EXERCISE BRIEF
Read the records below and copy each line that contains "background".

Figure record extracts:
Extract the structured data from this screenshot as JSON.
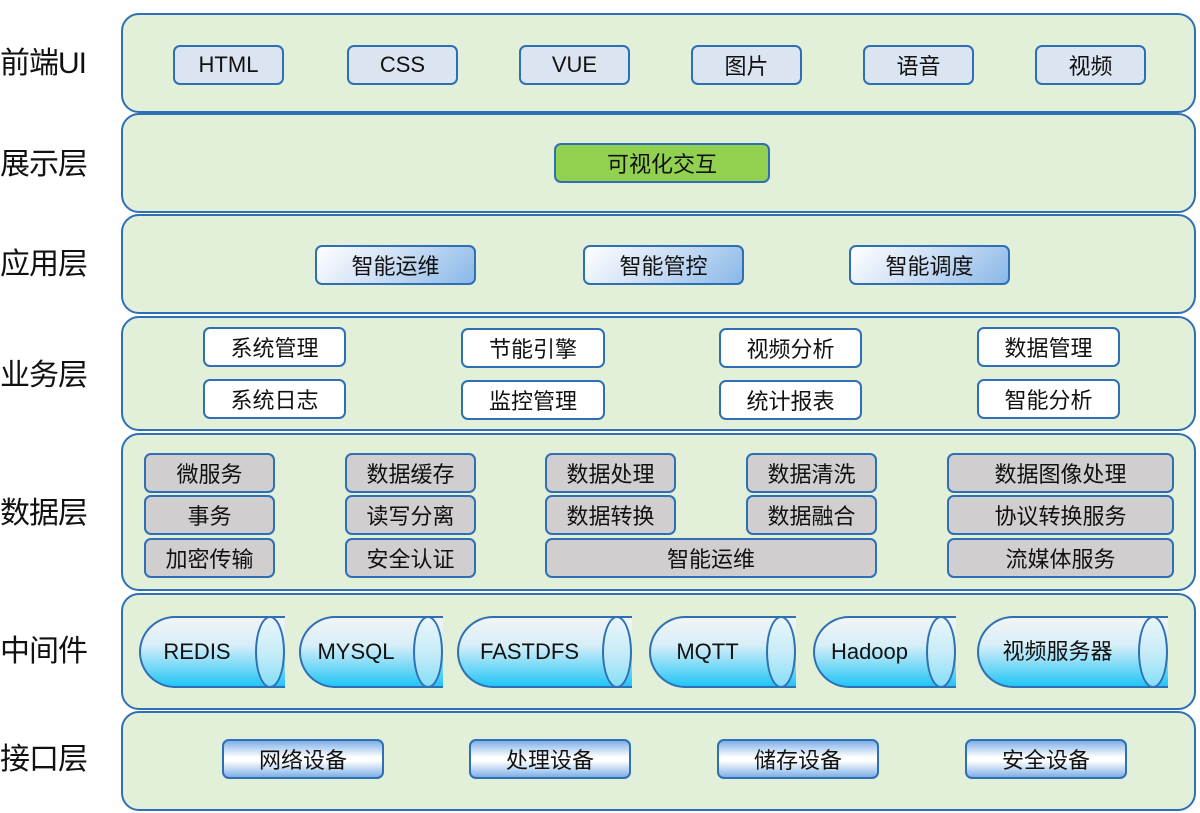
{
  "layers": [
    {
      "label": "前端UI",
      "items": [
        "HTML",
        "CSS",
        "VUE",
        "图片",
        "语音",
        "视频"
      ]
    },
    {
      "label": "展示层",
      "items": [
        "可视化交互"
      ]
    },
    {
      "label": "应用层",
      "items": [
        "智能运维",
        "智能管控",
        "智能调度"
      ]
    },
    {
      "label": "业务层",
      "items": [
        "系统管理",
        "节能引擎",
        "视频分析",
        "数据管理",
        "系统日志",
        "监控管理",
        "统计报表",
        "智能分析"
      ]
    },
    {
      "label": "数据层",
      "items": [
        "微服务",
        "数据缓存",
        "数据处理",
        "数据清洗",
        "数据图像处理",
        "事务",
        "读写分离",
        "数据转换",
        "数据融合",
        "协议转换服务",
        "加密传输",
        "安全认证",
        "智能运维",
        "流媒体服务"
      ]
    },
    {
      "label": "中间件",
      "items": [
        "REDIS",
        "MYSQL",
        "FASTDFS",
        "MQTT",
        "Hadoop",
        "视频服务器"
      ]
    },
    {
      "label": "接口层",
      "items": [
        "网络设备",
        "处理设备",
        "储存设备",
        "安全设备"
      ]
    }
  ],
  "colors": {
    "panel_bg": "#e2efd9",
    "border": "#2e6fb5",
    "frontend_box": "#dbe5f1",
    "presentation_box": "#92d050",
    "data_box": "#d0cece",
    "business_box": "#ffffff"
  }
}
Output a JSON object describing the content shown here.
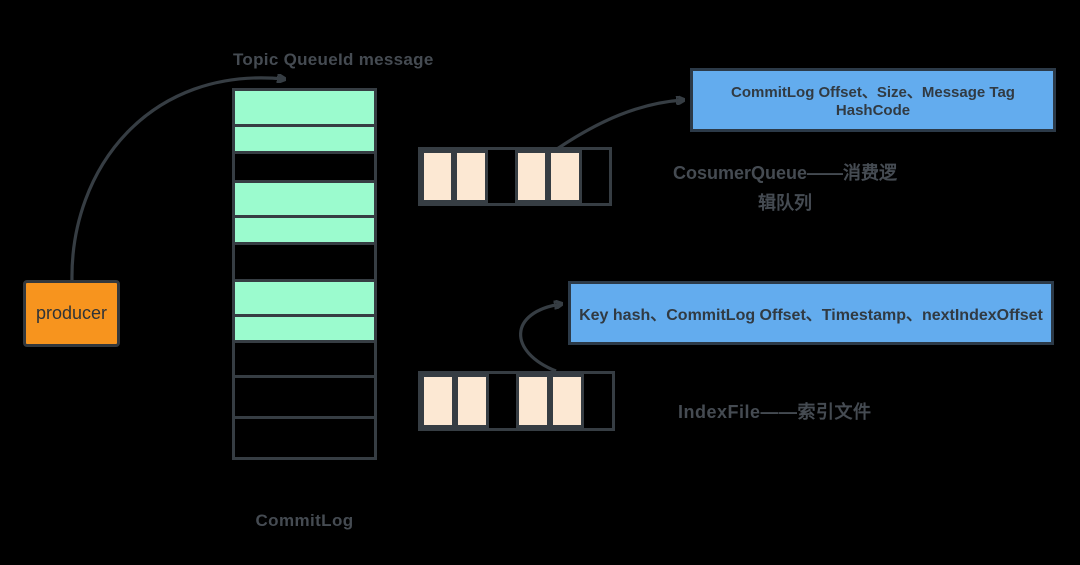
{
  "background": "#000000",
  "colors": {
    "green": "#9BFBCE",
    "peach": "#FCE8D3",
    "blue": "#63ACEE",
    "orange": "#F7941E",
    "stroke": "#363D43",
    "label": "#454B52",
    "box_text": "#313A42"
  },
  "producer": {
    "label": "producer"
  },
  "commitlog": {
    "top_label": "Topic QueueId message",
    "bottom_label": "CommitLog",
    "cells": [
      {
        "h": 39,
        "filled": true
      },
      {
        "h": 30,
        "filled": true
      },
      {
        "h": 32,
        "filled": false
      },
      {
        "h": 38,
        "filled": true
      },
      {
        "h": 30,
        "filled": true
      },
      {
        "h": 40,
        "filled": false
      },
      {
        "h": 38,
        "filled": true
      },
      {
        "h": 29,
        "filled": true
      },
      {
        "h": 38,
        "filled": false
      },
      {
        "h": 44,
        "filled": false
      },
      {
        "h": 44,
        "filled": false
      }
    ]
  },
  "consumer_queue": {
    "cells": [
      true,
      true,
      false,
      true,
      true,
      false
    ],
    "info_box": "CommitLog Offset、Size、Message Tag HashCode",
    "label_line1": "CosumerQueue——消费逻",
    "label_line2": "辑队列"
  },
  "index_file": {
    "cells": [
      true,
      true,
      false,
      true,
      true,
      false
    ],
    "info_box": "Key hash、CommitLog Offset、Timestamp、nextIndexOffset",
    "label": "IndexFile——索引文件"
  }
}
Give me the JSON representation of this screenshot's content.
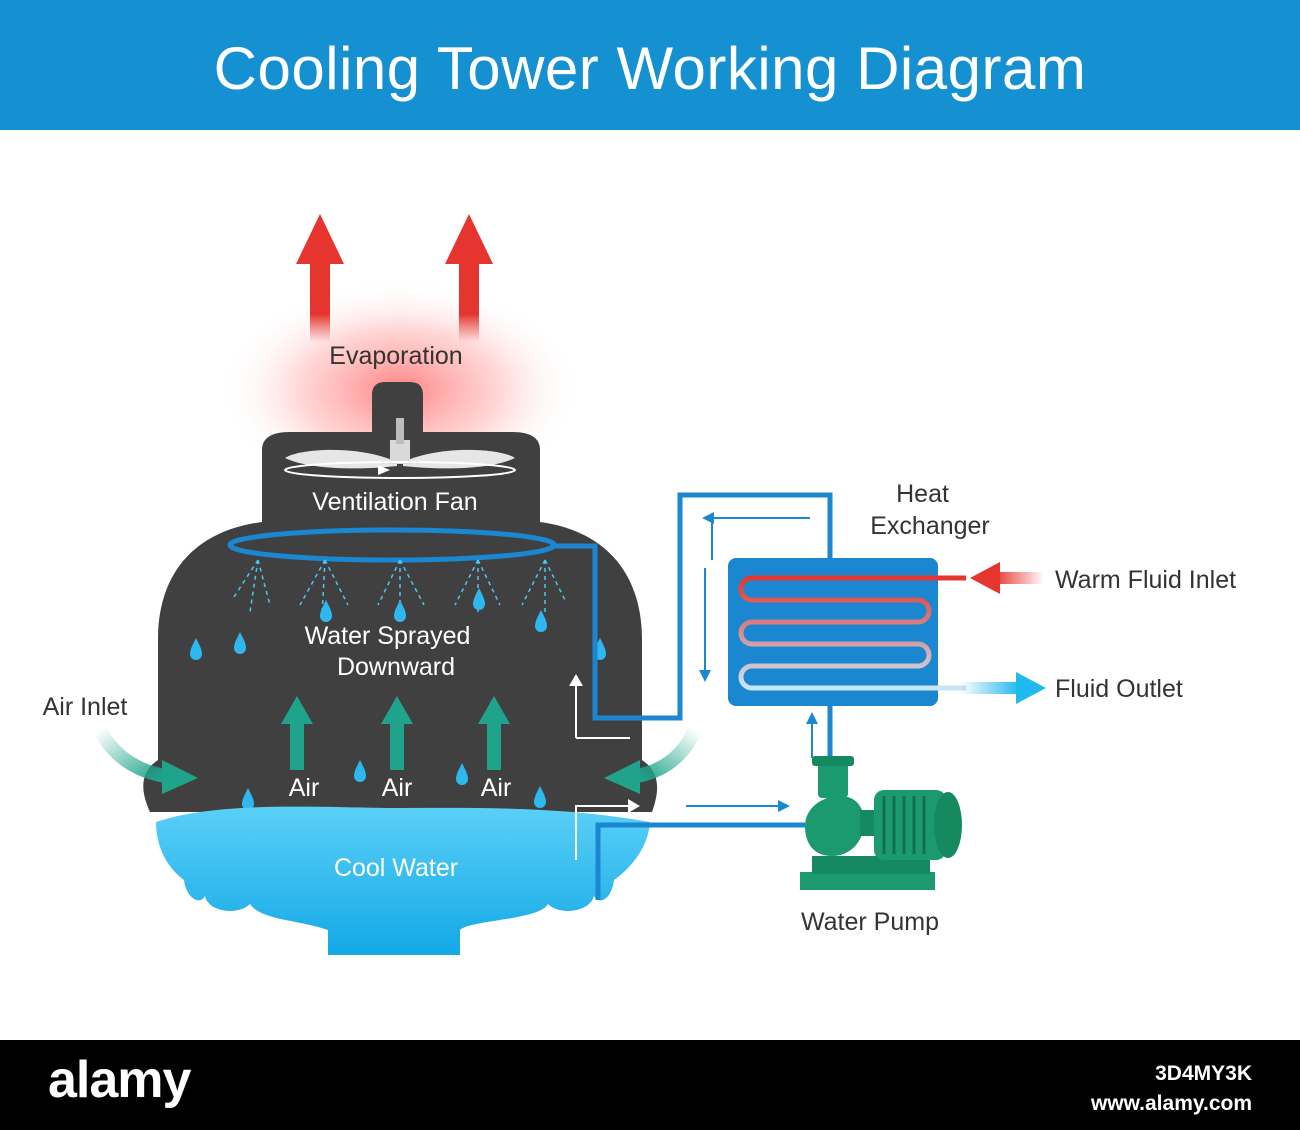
{
  "title": "Cooling Tower Working Diagram",
  "labels": {
    "evaporation": "Evaporation",
    "ventilation_fan": "Ventilation Fan",
    "water_sprayed_line1": "Water Sprayed",
    "water_sprayed_line2": "Downward",
    "air_inlet": "Air Inlet",
    "air": "Air",
    "cool_water": "Cool Water",
    "heat_exchanger_line1": "Heat",
    "heat_exchanger_line2": "Exchanger",
    "warm_fluid_inlet": "Warm Fluid Inlet",
    "fluid_outlet": "Fluid Outlet",
    "water_pump": "Water Pump"
  },
  "footer": {
    "brand": "alamy",
    "image_id": "3D4MY3K",
    "site": "www.alamy.com"
  },
  "colors": {
    "header": "#1591d1",
    "tower": "#404040",
    "water": "#1fb8ef",
    "pipe": "#1a87d0",
    "hot_arrow": "#e5352e",
    "air_arrow": "#1fa38a",
    "pump": "#1a9a6e"
  }
}
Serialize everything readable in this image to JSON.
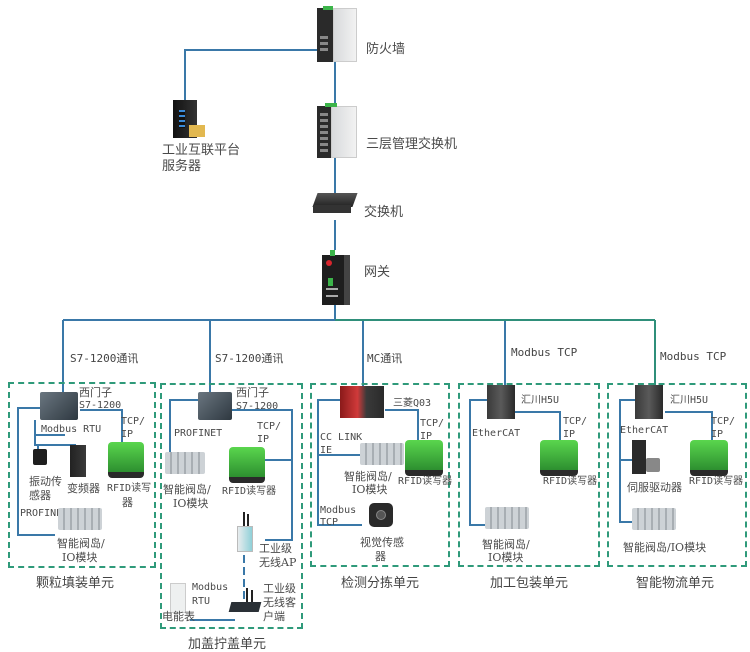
{
  "title": "工业互联网络拓扑",
  "core": {
    "firewall": "防火墙",
    "server": [
      "工业互联平台",
      "服务器"
    ],
    "l3_switch": "三层管理交换机",
    "switch": "交换机",
    "gateway": "网关"
  },
  "protocols": [
    "S7-1200通讯",
    "S7-1200通讯",
    "MC通讯",
    "Modbus TCP",
    "Modbus TCP"
  ],
  "units": [
    {
      "name": "颗粒填装单元",
      "controller": [
        "西门子",
        "S7-1200"
      ],
      "links": {
        "modbus": "Modbus  RTU",
        "tcpip": [
          "TCP/",
          "IP"
        ],
        "profinet": "PROFINET"
      },
      "devices": {
        "vibration": [
          "振动传",
          "感器"
        ],
        "inverter": "变频器",
        "rfid": [
          "RFID读写",
          "器"
        ],
        "valve": [
          "智能阀岛/",
          "IO模块"
        ]
      }
    },
    {
      "name": "加盖拧盖单元",
      "controller": [
        "西门子",
        "S7-1200"
      ],
      "links": {
        "profinet": "PROFINET",
        "tcpip": [
          "TCP/",
          "IP"
        ],
        "modbus": [
          "Modbus",
          "RTU"
        ]
      },
      "devices": {
        "valve": [
          "智能阀岛/",
          "IO模块"
        ],
        "rfid": "RFID读写器",
        "ap": [
          "工业级",
          "无线AP"
        ],
        "meter": "电能表",
        "client": [
          "工业级",
          "无线客",
          "户端"
        ]
      }
    },
    {
      "name": "检测分拣单元",
      "controller": [
        "三菱Q03"
      ],
      "links": {
        "cclink": [
          "CC LINK",
          "IE"
        ],
        "tcpip": [
          "TCP/",
          "IP"
        ],
        "modbus": [
          "Modbus",
          "TCP"
        ]
      },
      "devices": {
        "valve": [
          "智能阀岛/",
          "IO模块"
        ],
        "rfid": "RFID读写器",
        "vision": [
          "视觉传感",
          "器"
        ]
      }
    },
    {
      "name": "加工包装单元",
      "controller": [
        "汇川H5U"
      ],
      "links": {
        "ethercat": "EtherCAT",
        "tcpip": [
          "TCP/",
          "IP"
        ]
      },
      "devices": {
        "rfid": "RFID读写器",
        "valve": [
          "智能阀岛/",
          "IO模块"
        ]
      }
    },
    {
      "name": "智能物流单元",
      "controller": [
        "汇川H5U"
      ],
      "links": {
        "ethercat": "EtherCAT",
        "tcpip": [
          "TCP/",
          "IP"
        ]
      },
      "devices": {
        "rfid": "RFID读写器",
        "servo": "伺服驱动器",
        "valve": "智能阀岛/IO模块"
      }
    }
  ],
  "colors": {
    "line_blue": "#3a78a8",
    "line_teal": "#2f8f7a",
    "box_dash": "#2f9a7a",
    "rfid_green": "#4cc14a"
  }
}
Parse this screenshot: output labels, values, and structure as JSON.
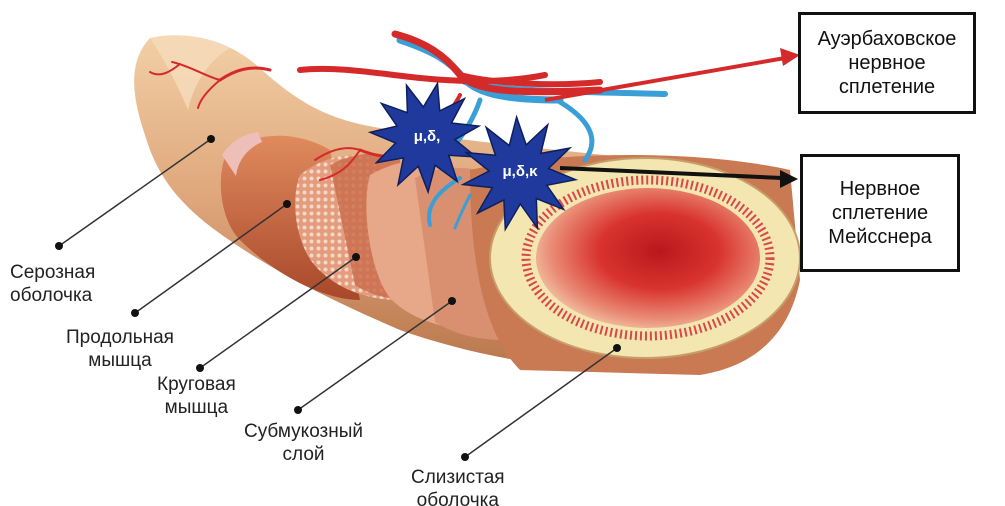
{
  "boxes": {
    "auerbach": [
      "Ауэрбаховское",
      "нервное",
      "сплетение"
    ],
    "meissner": [
      "Нервное",
      "сплетение",
      "Мейсснера"
    ]
  },
  "receptors": {
    "upper": "μ,δ,",
    "lower": "μ,δ,κ"
  },
  "labels": {
    "serosa": [
      "Серозная",
      "оболочка"
    ],
    "longitudinal": [
      "Продольная",
      "мышца"
    ],
    "circular": [
      "Круговая",
      "мышца"
    ],
    "submucosa": [
      "Субмукозный",
      "слой"
    ],
    "mucosa": [
      "Слизистая",
      "оболочка"
    ]
  },
  "colors": {
    "artery": "#d42a2a",
    "vein": "#3a9fd6",
    "receptor_star": "#1f3a9c",
    "serosa": "#e8b48a",
    "muscle": "#c8643c",
    "mucosa_ring": "#f3e6b0",
    "lumen": "#d9282a"
  }
}
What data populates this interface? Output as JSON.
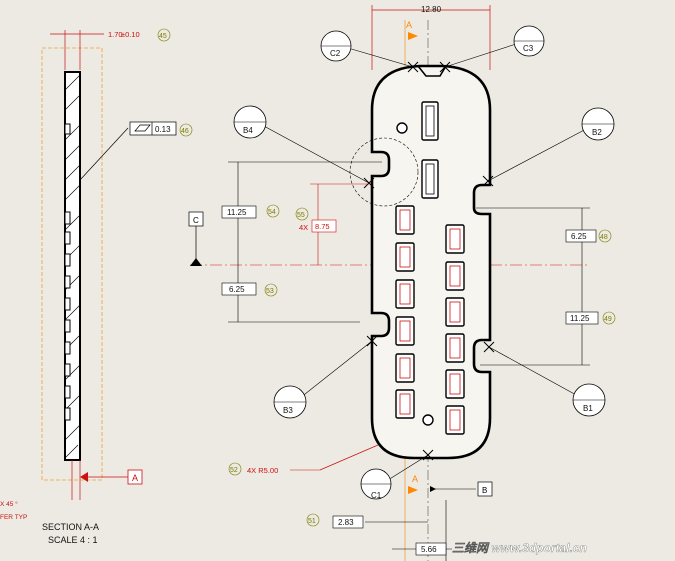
{
  "dimensions": {
    "top_width": "12.80",
    "thickness": "1.70",
    "thickness_tol": "±0.10",
    "left_upper": "11.25",
    "left_lower": "6.25",
    "right_upper": "6.25",
    "right_lower": "11.25",
    "slot_4x": "8.75",
    "slot_4x_prefix": "4X",
    "radius": "4X R5.00",
    "bottom_a": "2.83",
    "bottom_b": "5.66",
    "flatness": "0.13"
  },
  "balloons": {
    "b45": "45",
    "b46": "46",
    "b48": "48",
    "b49": "49",
    "b51": "51",
    "b52": "52",
    "b53": "53",
    "b54": "54",
    "b55": "55"
  },
  "detail_bubbles": [
    "C2",
    "C3",
    "B4",
    "B2",
    "B3",
    "B1",
    "C1"
  ],
  "datums": {
    "a": "A",
    "b": "B",
    "c": "C"
  },
  "section_marker": "A",
  "section": {
    "line1": "SECTION A-A",
    "line2": "SCALE 4 : 1"
  },
  "chamfer": {
    "line1": "X 45 °",
    "line2": "FER TYP"
  },
  "watermark": "三维网 www.3dportal.cn",
  "colors": {
    "background": "#eceae2",
    "accent": "#cc1111",
    "arrow": "#ff8800",
    "balloon": "#7b7b00"
  }
}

RESPONSE TO THIS TASK
  "background": "#000000",
    "background": "#eceae2",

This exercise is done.